◆ The exercise
Copy all the material below, exactly as it stands.
━━━━━ Given entries ━━━━━
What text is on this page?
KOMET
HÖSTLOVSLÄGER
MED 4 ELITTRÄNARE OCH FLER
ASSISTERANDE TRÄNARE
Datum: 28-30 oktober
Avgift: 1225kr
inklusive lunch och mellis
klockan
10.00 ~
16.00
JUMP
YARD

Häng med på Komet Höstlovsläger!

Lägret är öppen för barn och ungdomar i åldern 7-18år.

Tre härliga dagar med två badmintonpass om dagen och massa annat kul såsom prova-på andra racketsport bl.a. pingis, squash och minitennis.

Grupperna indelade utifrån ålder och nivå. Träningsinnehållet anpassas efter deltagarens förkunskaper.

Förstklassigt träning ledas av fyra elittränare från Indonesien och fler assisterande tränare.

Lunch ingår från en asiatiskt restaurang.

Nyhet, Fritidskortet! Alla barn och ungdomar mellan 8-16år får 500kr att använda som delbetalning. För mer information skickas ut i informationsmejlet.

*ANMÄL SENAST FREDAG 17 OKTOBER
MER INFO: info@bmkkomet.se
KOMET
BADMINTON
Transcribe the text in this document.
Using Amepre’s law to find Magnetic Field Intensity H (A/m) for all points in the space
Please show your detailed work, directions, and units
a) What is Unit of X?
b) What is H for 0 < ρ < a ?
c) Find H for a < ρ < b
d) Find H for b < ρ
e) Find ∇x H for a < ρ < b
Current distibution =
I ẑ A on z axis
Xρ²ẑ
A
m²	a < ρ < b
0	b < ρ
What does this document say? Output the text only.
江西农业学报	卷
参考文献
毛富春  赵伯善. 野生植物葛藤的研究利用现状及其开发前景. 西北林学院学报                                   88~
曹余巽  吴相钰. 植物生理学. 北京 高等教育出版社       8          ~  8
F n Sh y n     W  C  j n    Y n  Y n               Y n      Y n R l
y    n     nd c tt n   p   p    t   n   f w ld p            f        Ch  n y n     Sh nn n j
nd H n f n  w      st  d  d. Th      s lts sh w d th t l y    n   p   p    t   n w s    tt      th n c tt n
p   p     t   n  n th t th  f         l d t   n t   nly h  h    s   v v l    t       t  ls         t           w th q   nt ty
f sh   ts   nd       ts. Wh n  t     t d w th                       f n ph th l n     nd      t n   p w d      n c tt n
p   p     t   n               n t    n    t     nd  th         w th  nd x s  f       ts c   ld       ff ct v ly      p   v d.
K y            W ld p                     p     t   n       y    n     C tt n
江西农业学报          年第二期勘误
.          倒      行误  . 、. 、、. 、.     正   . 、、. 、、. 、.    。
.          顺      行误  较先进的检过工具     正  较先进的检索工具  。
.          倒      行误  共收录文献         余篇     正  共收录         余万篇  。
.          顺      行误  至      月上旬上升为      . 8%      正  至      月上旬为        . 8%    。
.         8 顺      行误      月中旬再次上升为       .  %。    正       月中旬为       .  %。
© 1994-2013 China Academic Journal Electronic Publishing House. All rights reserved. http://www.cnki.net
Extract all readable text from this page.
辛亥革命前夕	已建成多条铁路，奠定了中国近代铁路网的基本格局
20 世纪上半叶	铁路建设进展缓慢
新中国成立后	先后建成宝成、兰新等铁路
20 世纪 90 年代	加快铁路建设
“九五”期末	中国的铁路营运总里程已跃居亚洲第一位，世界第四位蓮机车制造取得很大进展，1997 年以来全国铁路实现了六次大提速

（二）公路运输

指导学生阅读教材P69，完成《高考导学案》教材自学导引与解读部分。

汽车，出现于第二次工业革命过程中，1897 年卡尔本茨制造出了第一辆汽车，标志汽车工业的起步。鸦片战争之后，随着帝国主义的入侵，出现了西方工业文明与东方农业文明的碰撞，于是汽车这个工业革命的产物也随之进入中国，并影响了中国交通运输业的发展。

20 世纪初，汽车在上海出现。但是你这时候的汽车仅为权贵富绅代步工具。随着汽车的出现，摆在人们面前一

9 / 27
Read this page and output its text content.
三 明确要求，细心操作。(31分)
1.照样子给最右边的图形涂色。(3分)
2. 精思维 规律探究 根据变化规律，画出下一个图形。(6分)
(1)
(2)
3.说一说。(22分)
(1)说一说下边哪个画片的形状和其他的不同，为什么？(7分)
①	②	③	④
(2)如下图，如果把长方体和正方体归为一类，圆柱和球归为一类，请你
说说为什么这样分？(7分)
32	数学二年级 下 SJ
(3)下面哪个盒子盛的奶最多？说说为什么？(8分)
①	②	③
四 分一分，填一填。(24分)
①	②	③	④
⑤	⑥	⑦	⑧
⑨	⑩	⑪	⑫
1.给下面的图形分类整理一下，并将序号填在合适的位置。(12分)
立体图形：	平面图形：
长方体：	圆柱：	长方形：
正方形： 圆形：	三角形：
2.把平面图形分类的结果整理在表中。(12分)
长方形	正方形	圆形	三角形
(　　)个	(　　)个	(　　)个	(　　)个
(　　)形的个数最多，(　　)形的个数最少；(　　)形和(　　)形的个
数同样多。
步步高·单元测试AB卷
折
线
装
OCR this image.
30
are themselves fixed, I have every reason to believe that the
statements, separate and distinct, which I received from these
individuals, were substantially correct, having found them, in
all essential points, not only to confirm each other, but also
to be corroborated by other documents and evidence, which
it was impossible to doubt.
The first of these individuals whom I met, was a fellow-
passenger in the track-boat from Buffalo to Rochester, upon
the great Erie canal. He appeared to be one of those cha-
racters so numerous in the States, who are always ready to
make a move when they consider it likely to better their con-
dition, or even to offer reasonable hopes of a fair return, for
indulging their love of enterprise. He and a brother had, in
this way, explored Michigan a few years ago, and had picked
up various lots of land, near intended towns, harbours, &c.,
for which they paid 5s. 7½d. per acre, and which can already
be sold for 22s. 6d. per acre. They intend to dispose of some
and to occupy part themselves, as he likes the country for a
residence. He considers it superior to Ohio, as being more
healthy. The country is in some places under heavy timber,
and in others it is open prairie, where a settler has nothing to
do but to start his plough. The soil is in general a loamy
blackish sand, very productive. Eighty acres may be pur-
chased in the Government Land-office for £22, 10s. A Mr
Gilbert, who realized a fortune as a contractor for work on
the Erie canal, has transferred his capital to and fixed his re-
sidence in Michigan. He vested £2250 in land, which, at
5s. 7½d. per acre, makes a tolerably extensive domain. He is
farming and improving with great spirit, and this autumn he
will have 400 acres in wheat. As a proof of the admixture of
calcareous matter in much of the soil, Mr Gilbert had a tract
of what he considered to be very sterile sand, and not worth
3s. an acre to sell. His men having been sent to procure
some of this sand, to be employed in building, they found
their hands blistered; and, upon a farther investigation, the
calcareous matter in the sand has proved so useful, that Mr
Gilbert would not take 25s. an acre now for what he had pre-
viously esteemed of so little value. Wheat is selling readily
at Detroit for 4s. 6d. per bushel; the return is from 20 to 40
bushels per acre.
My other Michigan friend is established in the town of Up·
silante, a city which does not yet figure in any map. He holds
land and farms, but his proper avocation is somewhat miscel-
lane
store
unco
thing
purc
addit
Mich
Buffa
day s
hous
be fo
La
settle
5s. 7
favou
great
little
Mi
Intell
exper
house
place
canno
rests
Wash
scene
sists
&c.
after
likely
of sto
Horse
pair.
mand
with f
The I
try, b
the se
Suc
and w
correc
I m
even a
━━━━━
◆ Completed exercise
What text is on this page?
KOMET
HÖSTLOVSLÄGER
MED 4 ELITTRÄNARE OCH FLER
ASSISTERANDE TRÄNARE
Datum: 28-30 oktober
Avgift: 1225kr
inklusive lunch och mellis
klockan
10.00 ~
16.00
JUMP
YARD

Häng med på Komet Höstlovsläger!

Lägret är öppen för barn och ungdomar i åldern 7-18år.

Tre härliga dagar med två badmintonpass om dagen och massa annat kul såsom prova-på andra racketsport bl.a. pingis, squash och minitennis.

Grupperna indelade utifrån ålder och nivå. Träningsinnehållet anpassas efter deltagarens förkunskaper.

Förstklassigt träning ledas av fyra elittränare från Indonesien och fler assisterande tränare.

Lunch ingår från en asiatiskt restaurang.

Nyhet, Fritidskortet! Alla barn och ungdomar mellan 8-16år får 500kr att använda som delbetalning. För mer information skickas ut i informationsmejlet.

*ANMÄL SENAST FREDAG 17 OKTOBER
MER INFO: info@bmkkomet.se
KOMET
BADMINTON
Transcribe the text in this document.
Using Amepre’s law to find Magnetic Field Intensity H (A/m) for all points in the space
Please show your detailed work, directions, and units
a) What is Unit of X?
b) What is H for 0 < ρ < a ?
c) Find H for a < ρ < b
d) Find H for b < ρ
e) Find ∇x H for a < ρ < b
Current distibution =
I ẑ A on z axis
Xρ²ẑ
A
m²	a < ρ < b
0	b < ρ
What does this document say? Output the text only.
江西农业学报	卷
参考文献
毛富春  赵伯善. 野生植物葛藤的研究利用现状及其开发前景. 西北林学院学报                                   88~
曹余巽  吴相钰. 植物生理学. 北京 高等教育出版社       8          ~  8
F n Sh y n     W  C  j n    Y n  Y n               Y n      Y n R l
y    n     nd c tt n   p   p    t   n   f w ld p            f        Ch  n y n     Sh nn n j
nd H n f n  w      st  d  d. Th      s lts sh w d th t l y    n   p   p    t   n w s    tt      th n c tt n
p   p     t   n  n th t th  f         l d t   n t   nly h  h    s   v v l    t       t  ls         t           w th q   nt ty
f sh   ts   nd       ts. Wh n  t     t d w th                       f n ph th l n     nd      t n   p w d      n c tt n
p   p     t   n               n t    n    t     nd  th         w th  nd x s  f       ts c   ld       ff ct v ly      p   v d.
K y            W ld p                     p     t   n       y    n     C tt n
江西农业学报          年第二期勘误
.          倒      行误  . 、. 、、. 、.     正   . 、、. 、、. 、.    。
.          顺      行误  较先进的检过工具     正  较先进的检索工具  。
.          倒      行误  共收录文献         余篇     正  共收录         余万篇  。
.          顺      行误  至      月上旬上升为      . 8%      正  至      月上旬为        . 8%    。
.         8 顺      行误      月中旬再次上升为       .  %。    正       月中旬为       .  %。
© 1994-2013 China Academic Journal Electronic Publishing House. All rights reserved. http://www.cnki.net
Extract all readable text from this page.
辛亥革命前夕	已建成多条铁路，奠定了中国近代铁路网的基本格局
20 世纪上半叶	铁路建设进展缓慢
新中国成立后	先后建成宝成、兰新等铁路
20 世纪 90 年代	加快铁路建设
“九五”期末	中国的铁路营运总里程已跃居亚洲第一位，世界第四位蓮机车制造取得很大进展，1997 年以来全国铁路实现了六次大提速

（二）公路运输

指导学生阅读教材P69，完成《高考导学案》教材自学导引与解读部分。

汽车，出现于第二次工业革命过程中，1897 年卡尔本茨制造出了第一辆汽车，标志汽车工业的起步。鸦片战争之后，随着帝国主义的入侵，出现了西方工业文明与东方农业文明的碰撞，于是汽车这个工业革命的产物也随之进入中国，并影响了中国交通运输业的发展。

20 世纪初，汽车在上海出现。但是你这时候的汽车仅为权贵富绅代步工具。随着汽车的出现，摆在人们面前一

9 / 27
Read this page and output its text content.
三 明确要求，细心操作。(31分)
1.照样子给最右边的图形涂色。(3分)
2. 精思维 规律探究 根据变化规律，画出下一个图形。(6分)
(1)
(2)
3.说一说。(22分)
(1)说一说下边哪个画片的形状和其他的不同，为什么？(7分)
①	②	③	④
(2)如下图，如果把长方体和正方体归为一类，圆柱和球归为一类，请你
说说为什么这样分？(7分)
32	数学二年级 下 SJ
(3)下面哪个盒子盛的奶最多？说说为什么？(8分)
①	②	③
四 分一分，填一填。(24分)
①	②	③	④
⑤	⑥	⑦	⑧
⑨	⑩	⑪	⑫
1.给下面的图形分类整理一下，并将序号填在合适的位置。(12分)
立体图形：	平面图形：
长方体：	圆柱：	长方形：
正方形： 圆形：	三角形：
2.把平面图形分类的结果整理在表中。(12分)
长方形	正方形	圆形	三角形
(　　)个	(　　)个	(　　)个	(　　)个
(　　)形的个数最多，(　　)形的个数最少；(　　)形和(　　)形的个
数同样多。
步步高·单元测试AB卷
折
线
装
OCR this image.
30
are themselves fixed, I have every reason to believe that the
statements, separate and distinct, which I received from these
individuals, were substantially correct, having found them, in
all essential points, not only to confirm each other, but also
to be corroborated by other documents and evidence, which
it was impossible to doubt.
The first of these individuals whom I met, was a fellow-
passenger in the track-boat from Buffalo to Rochester, upon
the great Erie canal. He appeared to be one of those cha-
racters so numerous in the States, who are always ready to
make a move when they consider it likely to better their con-
dition, or even to offer reasonable hopes of a fair return, for
indulging their love of enterprise. He and a brother had, in
this way, explored Michigan a few years ago, and had picked
up various lots of land, near intended towns, harbours, &c.,
for which they paid 5s. 7½d. per acre, and which can already
be sold for 22s. 6d. per acre. They intend to dispose of some
and to occupy part themselves, as he likes the country for a
residence. He considers it superior to Ohio, as being more
healthy. The country is in some places under heavy timber,
and in others it is open prairie, where a settler has nothing to
do but to start his plough. The soil is in general a loamy
blackish sand, very productive. Eighty acres may be pur-
chased in the Government Land-office for £22, 10s. A Mr
Gilbert, who realized a fortune as a contractor for work on
the Erie canal, has transferred his capital to and fixed his re-
sidence in Michigan. He vested £2250 in land, which, at
5s. 7½d. per acre, makes a tolerably extensive domain. He is
farming and improving with great spirit, and this autumn he
will have 400 acres in wheat. As a proof of the admixture of
calcareous matter in much of the soil, Mr Gilbert had a tract
of what he considered to be very sterile sand, and not worth
3s. an acre to sell. His men having been sent to procure
some of this sand, to be employed in building, they found
their hands blistered; and, upon a farther investigation, the
calcareous matter in the sand has proved so useful, that Mr
Gilbert would not take 25s. an acre now for what he had pre-
viously esteemed of so little value. Wheat is selling readily
at Detroit for 4s. 6d. per bushel; the return is from 20 to 40
bushels per acre.
My other Michigan friend is established in the town of Up·
silante, a city which does not yet figure in any map. He holds
land and farms, but his proper avocation is somewhat miscel-
lane
store
unco
thing
purc
addit
Mich
Buffa
day s
hous
be fo
La
settle
5s. 7
favou
great
little
Mi
Intell
exper
house
place
canno
rests
Wash
scene
sists
&c.
after
likely
of sto
Horse
pair.
mand
with f
The I
try, b
the se
Suc
and w
correc
I m
even a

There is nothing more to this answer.